## Begin ROWS

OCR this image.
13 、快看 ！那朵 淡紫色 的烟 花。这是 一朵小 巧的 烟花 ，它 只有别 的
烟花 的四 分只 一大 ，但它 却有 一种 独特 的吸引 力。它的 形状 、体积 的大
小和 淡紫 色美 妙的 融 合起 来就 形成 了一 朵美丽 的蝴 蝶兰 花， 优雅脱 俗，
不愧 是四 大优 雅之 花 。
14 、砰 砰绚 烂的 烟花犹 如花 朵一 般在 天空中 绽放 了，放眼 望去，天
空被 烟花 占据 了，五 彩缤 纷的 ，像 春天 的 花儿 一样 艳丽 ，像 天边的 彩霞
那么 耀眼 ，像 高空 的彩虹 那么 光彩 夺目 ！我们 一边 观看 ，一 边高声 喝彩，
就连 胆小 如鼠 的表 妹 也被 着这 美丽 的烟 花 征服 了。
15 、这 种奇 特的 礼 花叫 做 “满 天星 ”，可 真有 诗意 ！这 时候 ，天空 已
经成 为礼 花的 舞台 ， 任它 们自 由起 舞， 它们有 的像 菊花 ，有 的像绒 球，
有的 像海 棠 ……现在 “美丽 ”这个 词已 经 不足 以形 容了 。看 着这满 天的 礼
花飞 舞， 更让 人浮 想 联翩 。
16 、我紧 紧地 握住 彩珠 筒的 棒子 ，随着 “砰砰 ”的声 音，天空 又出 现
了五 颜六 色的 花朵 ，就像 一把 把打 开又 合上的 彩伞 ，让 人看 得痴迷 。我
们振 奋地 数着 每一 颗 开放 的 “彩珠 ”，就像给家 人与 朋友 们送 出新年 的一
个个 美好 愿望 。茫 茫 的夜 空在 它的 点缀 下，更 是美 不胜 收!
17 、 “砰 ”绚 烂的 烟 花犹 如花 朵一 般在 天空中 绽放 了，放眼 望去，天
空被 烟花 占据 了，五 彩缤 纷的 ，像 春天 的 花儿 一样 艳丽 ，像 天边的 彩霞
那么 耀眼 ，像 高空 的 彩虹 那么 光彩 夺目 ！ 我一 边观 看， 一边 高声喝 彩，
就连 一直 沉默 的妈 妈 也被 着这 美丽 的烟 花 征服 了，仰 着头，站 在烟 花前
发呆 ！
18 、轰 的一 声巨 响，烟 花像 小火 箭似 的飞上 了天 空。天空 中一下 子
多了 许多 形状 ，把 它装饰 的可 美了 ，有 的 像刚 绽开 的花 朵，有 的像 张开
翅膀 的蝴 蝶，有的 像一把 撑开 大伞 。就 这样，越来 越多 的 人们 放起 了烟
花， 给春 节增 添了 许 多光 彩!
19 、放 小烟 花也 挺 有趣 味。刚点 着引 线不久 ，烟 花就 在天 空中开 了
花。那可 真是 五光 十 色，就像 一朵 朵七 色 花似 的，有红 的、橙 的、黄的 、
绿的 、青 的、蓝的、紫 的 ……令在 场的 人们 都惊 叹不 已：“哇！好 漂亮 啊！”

## End ROWS

▸ **DIRECTIONS FOR THIS TASK**
Reproduce the listing shown above in its entirety, exactly.

▸ **EXERCISE OUTPUT**
OCR this image.
13 、快看 ！那朵 淡紫色 的烟 花。这是 一朵小 巧的 烟花 ，它 只有别 的
烟花 的四 分只 一大 ，但它 却有 一种 独特 的吸引 力。它的 形状 、体积 的大
小和 淡紫 色美 妙的 融 合起 来就 形成 了一 朵美丽 的蝴 蝶兰 花， 优雅脱 俗，
不愧 是四 大优 雅之 花 。
14 、砰 砰绚 烂的 烟花犹 如花 朵一 般在 天空中 绽放 了，放眼 望去，天
空被 烟花 占据 了，五 彩缤 纷的 ，像 春天 的 花儿 一样 艳丽 ，像 天边的 彩霞
那么 耀眼 ，像 高空 的彩虹 那么 光彩 夺目 ！我们 一边 观看 ，一 边高声 喝彩，
就连 胆小 如鼠 的表 妹 也被 着这 美丽 的烟 花 征服 了。
15 、这 种奇 特的 礼 花叫 做 “满 天星 ”，可 真有 诗意 ！这 时候 ，天空 已
经成 为礼 花的 舞台 ， 任它 们自 由起 舞， 它们有 的像 菊花 ，有 的像绒 球，
有的 像海 棠 ……现在 “美丽 ”这个 词已 经 不足 以形 容了 。看 着这满 天的 礼
花飞 舞， 更让 人浮 想 联翩 。
16 、我紧 紧地 握住 彩珠 筒的 棒子 ，随着 “砰砰 ”的声 音，天空 又出 现
了五 颜六 色的 花朵 ，就像 一把 把打 开又 合上的 彩伞 ，让 人看 得痴迷 。我
们振 奋地 数着 每一 颗 开放 的 “彩珠 ”，就像给家 人与 朋友 们送 出新年 的一
个个 美好 愿望 。茫 茫 的夜 空在 它的 点缀 下，更 是美 不胜 收!
17 、 “砰 ”绚 烂的 烟 花犹 如花 朵一 般在 天空中 绽放 了，放眼 望去，天
空被 烟花 占据 了，五 彩缤 纷的 ，像 春天 的 花儿 一样 艳丽 ，像 天边的 彩霞
那么 耀眼 ，像 高空 的 彩虹 那么 光彩 夺目 ！ 我一 边观 看， 一边 高声喝 彩，
就连 一直 沉默 的妈 妈 也被 着这 美丽 的烟 花 征服 了，仰 着头，站 在烟 花前
发呆 ！
18 、轰 的一 声巨 响，烟 花像 小火 箭似 的飞上 了天 空。天空 中一下 子
多了 许多 形状 ，把 它装饰 的可 美了 ，有 的 像刚 绽开 的花 朵，有 的像 张开
翅膀 的蝴 蝶，有的 像一把 撑开 大伞 。就 这样，越来 越多 的 人们 放起 了烟
花， 给春 节增 添了 许 多光 彩!
19 、放 小烟 花也 挺 有趣 味。刚点 着引 线不久 ，烟 花就 在天 空中开 了
花。那可 真是 五光 十 色，就像 一朵 朵七 色 花似 的，有红 的、橙 的、黄的 、
绿的 、青 的、蓝的、紫 的 ……令在 场的 人们 都惊 叹不 已：“哇！好 漂亮 啊！”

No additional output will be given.